● **WHAT IS REQUIRED**
From the thread on compact operators, transcribe word for word the part that opens with the words containing "For the first" and closes with "that $TB \subset \bigcup_i B_\epsilon (y_i)$.".

BEGIN ARTICLE

Given an infinite dimensional, separable Hilbert space $H$, we know that the the closure of the finite rank operators is equal to the compact operators. The typical proof of this (I believe), is to show that for any compact operator $T$, the operator $P_nT$ converges in norm to $T$, where $P_n$ is the orthogonal projection onto the first $n$ components of the canonical orthonormal basis $(e_n)$. This means that since $||T-P_nT||\rightarrow 0$, the $P_n$ form a left approximate identity for the compact operators.
Now I have two questions. The first is why is $P_n$ also a right approximate identity for the compacts? I see why $TP_n$ converges to $T$ pointwise, but I do not know how to show it happens uniformly. The trick I saw for the left approx. case doesn't seem to carry over, specifically because we project first.
I have recently read that any sequence of finite rank projections ($F_n\leq F_{n+1}$) that converges to the identity pointwise will form an approximate identity as well for the compacts. I'm assuming this follows from the fact that the $P_n$'s do, but it's not clear. I was hoping that you could find a subsequence of the $P_n$'s to dominate the $F_n$'s, but if $H=l^2{\mathbb{(N)}}$, then after you normalize the vector $\xi(n)=\frac{1}{n}$, then no $P_n$ dominates the orthogonal projection onto $\xi$.
For the first part of the question, note that if $T $ is compact, then so is $S = T^\ast $. Now apply the first claim to $S $ to get $$\| T - T P_n\| = \|T^\ast - (T P_n)^\ast \| = \|S - P_n S\| \to 0.$$
For the second part, if $T $ is compact, let $\epsilon >0$. Since the image $T B $ of the closed unit ball under $T $ is totally bounded, there are finitely many $y_1,\dots,y_n \in TB $ (i.e., $Tx_i = y_i $ for suitable $x_i \in B $) such that $TB \subset \bigcup_i B_\epsilon (y_i)$.

END ARTICLE
BEGIN DATASET ENTRIES

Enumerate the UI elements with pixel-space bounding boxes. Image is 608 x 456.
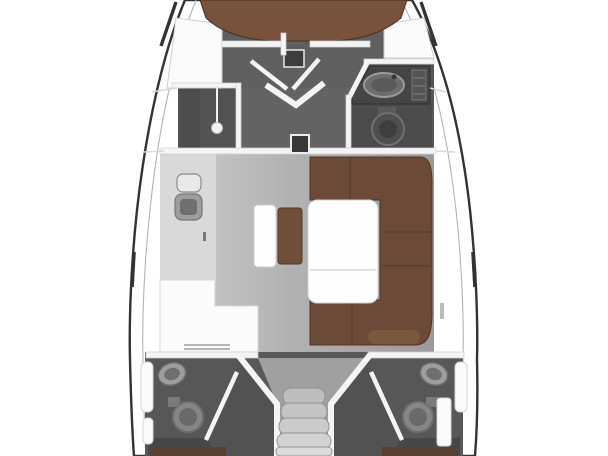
deck-line-starboard-mid bbox=[436, 151, 455, 152]
shower-right-wall bbox=[236, 83, 241, 154]
yacht-floorplan bbox=[0, 0, 608, 456]
port-aft-locker-strip-2 bbox=[143, 418, 153, 444]
galley-sink-basin bbox=[180, 199, 197, 215]
port-aft-toilet-bowl bbox=[179, 408, 197, 426]
chainplate-mark-starboard bbox=[473, 252, 475, 287]
forward-bulkhead-port bbox=[222, 41, 284, 47]
companionway-step-5 bbox=[276, 447, 332, 456]
forward-head-sink-basin bbox=[371, 78, 397, 92]
floorplan-svg bbox=[0, 0, 608, 456]
forward-bulkhead-starboard bbox=[310, 41, 370, 47]
chainplate-mark-port bbox=[132, 252, 134, 287]
galley-sink-top bbox=[177, 174, 201, 192]
deck-line-port-mid bbox=[144, 151, 164, 152]
forward-head-faucet bbox=[392, 75, 397, 80]
companionway-step-1 bbox=[283, 388, 325, 405]
companionway-step-2 bbox=[281, 403, 327, 420]
door-hinge-stub bbox=[281, 33, 286, 55]
settee-corner-cushion bbox=[368, 330, 420, 344]
galley-handle-mark bbox=[203, 232, 206, 241]
starboard-aft-berth-strip bbox=[382, 447, 456, 456]
forward-hatch-step bbox=[284, 50, 304, 67]
aft-bulkhead-starboard bbox=[368, 352, 464, 358]
forward-head-left-wall bbox=[346, 95, 351, 153]
shower-bench bbox=[180, 88, 200, 150]
starboard-aft-door-panel bbox=[437, 398, 451, 446]
saloon-bench-white bbox=[254, 205, 276, 267]
forward-head-towel-panel bbox=[412, 70, 426, 100]
starboard-aft-toilet-bowl bbox=[409, 408, 427, 426]
port-aft-berth-strip bbox=[152, 447, 226, 456]
companionway-step-3 bbox=[279, 418, 329, 435]
forward-head-top-wall bbox=[364, 59, 434, 64]
mast-post bbox=[291, 135, 309, 153]
saloon-table bbox=[308, 200, 378, 303]
shower-top-wall bbox=[172, 83, 238, 88]
bow-locker-port bbox=[167, 18, 222, 88]
deck-vent-mark-starboard bbox=[440, 303, 444, 319]
shower-head-icon bbox=[212, 123, 223, 134]
forward-toilet-bowl bbox=[379, 120, 397, 138]
starboard-aft-locker-strip bbox=[455, 362, 467, 412]
saloon-bench-brown bbox=[278, 208, 302, 264]
port-aft-locker-strip bbox=[141, 362, 153, 412]
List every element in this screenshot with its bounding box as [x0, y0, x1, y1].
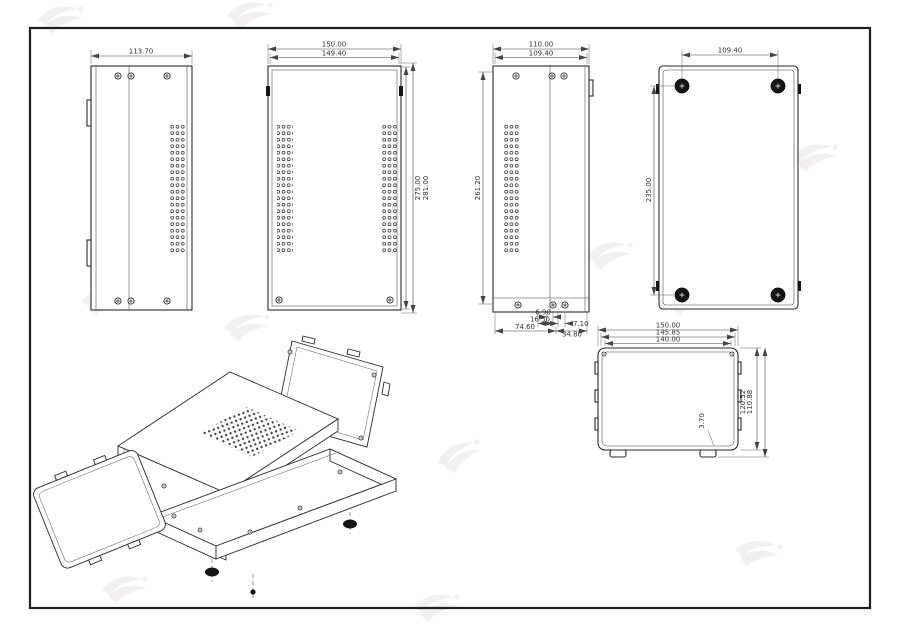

END DATASET ENTRIES

● **THE RESPONSE**
For the first part of the question, note that if $T $ is compact, then so is $S = T^\ast $. Now apply the first claim to $S $ to get $$\| T - T P_n\| = \|T^\ast - (T P_n)^\ast \| = \|S - P_n S\| \to 0.$$
For the second part, if $T $ is compact, let $\epsilon >0$. Since the image $T B $ of the closed unit ball under $T $ is totally bounded, there are finitely many $y_1,\dots,y_n \in TB $ (i.e., $Tx_i = y_i $ for suitable $x_i \in B $) such that $TB \subset \bigcup_i B_\epsilon (y_i)$.